--- WHAT TO PRODUCE ---
Copy out the data below verbatim.

--- Collection entries ---
++++
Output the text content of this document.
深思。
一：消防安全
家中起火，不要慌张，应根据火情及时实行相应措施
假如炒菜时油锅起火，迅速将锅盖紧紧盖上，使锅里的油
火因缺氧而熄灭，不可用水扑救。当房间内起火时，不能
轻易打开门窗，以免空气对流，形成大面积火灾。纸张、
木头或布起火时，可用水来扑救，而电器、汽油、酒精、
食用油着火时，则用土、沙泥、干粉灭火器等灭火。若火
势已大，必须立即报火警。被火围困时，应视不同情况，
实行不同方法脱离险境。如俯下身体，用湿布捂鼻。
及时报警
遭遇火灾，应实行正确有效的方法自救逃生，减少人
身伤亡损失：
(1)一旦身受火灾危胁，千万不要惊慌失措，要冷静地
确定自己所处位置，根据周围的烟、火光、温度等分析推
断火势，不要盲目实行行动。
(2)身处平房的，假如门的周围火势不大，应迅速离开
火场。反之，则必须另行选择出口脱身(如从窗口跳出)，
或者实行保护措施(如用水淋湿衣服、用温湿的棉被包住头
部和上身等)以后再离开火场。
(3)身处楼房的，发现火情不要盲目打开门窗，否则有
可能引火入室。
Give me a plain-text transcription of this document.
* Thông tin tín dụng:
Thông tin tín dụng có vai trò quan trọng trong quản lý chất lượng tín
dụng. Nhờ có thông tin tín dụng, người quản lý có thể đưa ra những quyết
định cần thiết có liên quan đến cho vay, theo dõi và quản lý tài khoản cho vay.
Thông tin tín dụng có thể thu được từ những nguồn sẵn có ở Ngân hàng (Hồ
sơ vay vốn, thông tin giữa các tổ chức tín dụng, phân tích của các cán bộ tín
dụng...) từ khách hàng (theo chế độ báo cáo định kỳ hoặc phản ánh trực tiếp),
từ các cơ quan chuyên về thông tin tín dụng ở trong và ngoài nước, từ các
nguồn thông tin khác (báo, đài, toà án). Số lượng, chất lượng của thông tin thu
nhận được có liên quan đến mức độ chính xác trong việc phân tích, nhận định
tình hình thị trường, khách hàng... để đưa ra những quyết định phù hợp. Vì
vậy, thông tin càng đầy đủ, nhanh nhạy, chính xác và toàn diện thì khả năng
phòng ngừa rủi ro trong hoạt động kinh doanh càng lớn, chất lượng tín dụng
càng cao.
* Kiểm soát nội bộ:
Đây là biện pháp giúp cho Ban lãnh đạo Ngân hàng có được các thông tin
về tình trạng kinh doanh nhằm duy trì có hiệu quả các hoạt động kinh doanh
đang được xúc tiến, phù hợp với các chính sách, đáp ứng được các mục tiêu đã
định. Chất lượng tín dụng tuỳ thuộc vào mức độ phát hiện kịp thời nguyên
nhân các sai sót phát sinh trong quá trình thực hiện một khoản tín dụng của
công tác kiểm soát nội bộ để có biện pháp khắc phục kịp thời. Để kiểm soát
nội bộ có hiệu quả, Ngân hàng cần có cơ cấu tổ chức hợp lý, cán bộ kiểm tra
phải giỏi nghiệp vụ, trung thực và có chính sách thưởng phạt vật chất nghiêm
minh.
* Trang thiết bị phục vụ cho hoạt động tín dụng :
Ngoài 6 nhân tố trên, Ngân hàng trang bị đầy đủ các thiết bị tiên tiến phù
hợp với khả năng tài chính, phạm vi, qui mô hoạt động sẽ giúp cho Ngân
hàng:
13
++++
--- FINISHED EXERCISE ---
Output the text content of this document.
深思。
一：消防安全
家中起火，不要慌张，应根据火情及时实行相应措施
假如炒菜时油锅起火，迅速将锅盖紧紧盖上，使锅里的油
火因缺氧而熄灭，不可用水扑救。当房间内起火时，不能
轻易打开门窗，以免空气对流，形成大面积火灾。纸张、
木头或布起火时，可用水来扑救，而电器、汽油、酒精、
食用油着火时，则用土、沙泥、干粉灭火器等灭火。若火
势已大，必须立即报火警。被火围困时，应视不同情况，
实行不同方法脱离险境。如俯下身体，用湿布捂鼻。
及时报警
遭遇火灾，应实行正确有效的方法自救逃生，减少人
身伤亡损失：
(1)一旦身受火灾危胁，千万不要惊慌失措，要冷静地
确定自己所处位置，根据周围的烟、火光、温度等分析推
断火势，不要盲目实行行动。
(2)身处平房的，假如门的周围火势不大，应迅速离开
火场。反之，则必须另行选择出口脱身(如从窗口跳出)，
或者实行保护措施(如用水淋湿衣服、用温湿的棉被包住头
部和上身等)以后再离开火场。
(3)身处楼房的，发现火情不要盲目打开门窗，否则有
可能引火入室。
Give me a plain-text transcription of this document.
* Thông tin tín dụng:
Thông tin tín dụng có vai trò quan trọng trong quản lý chất lượng tín
dụng. Nhờ có thông tin tín dụng, người quản lý có thể đưa ra những quyết
định cần thiết có liên quan đến cho vay, theo dõi và quản lý tài khoản cho vay.
Thông tin tín dụng có thể thu được từ những nguồn sẵn có ở Ngân hàng (Hồ
sơ vay vốn, thông tin giữa các tổ chức tín dụng, phân tích của các cán bộ tín
dụng...) từ khách hàng (theo chế độ báo cáo định kỳ hoặc phản ánh trực tiếp),
từ các cơ quan chuyên về thông tin tín dụng ở trong và ngoài nước, từ các
nguồn thông tin khác (báo, đài, toà án). Số lượng, chất lượng của thông tin thu
nhận được có liên quan đến mức độ chính xác trong việc phân tích, nhận định
tình hình thị trường, khách hàng... để đưa ra những quyết định phù hợp. Vì
vậy, thông tin càng đầy đủ, nhanh nhạy, chính xác và toàn diện thì khả năng
phòng ngừa rủi ro trong hoạt động kinh doanh càng lớn, chất lượng tín dụng
càng cao.
* Kiểm soát nội bộ:
Đây là biện pháp giúp cho Ban lãnh đạo Ngân hàng có được các thông tin
về tình trạng kinh doanh nhằm duy trì có hiệu quả các hoạt động kinh doanh
đang được xúc tiến, phù hợp với các chính sách, đáp ứng được các mục tiêu đã
định. Chất lượng tín dụng tuỳ thuộc vào mức độ phát hiện kịp thời nguyên
nhân các sai sót phát sinh trong quá trình thực hiện một khoản tín dụng của
công tác kiểm soát nội bộ để có biện pháp khắc phục kịp thời. Để kiểm soát
nội bộ có hiệu quả, Ngân hàng cần có cơ cấu tổ chức hợp lý, cán bộ kiểm tra
phải giỏi nghiệp vụ, trung thực và có chính sách thưởng phạt vật chất nghiêm
minh.
* Trang thiết bị phục vụ cho hoạt động tín dụng :
Ngoài 6 nhân tố trên, Ngân hàng trang bị đầy đủ các thiết bị tiên tiến phù
hợp với khả năng tài chính, phạm vi, qui mô hoạt động sẽ giúp cho Ngân
hàng:
13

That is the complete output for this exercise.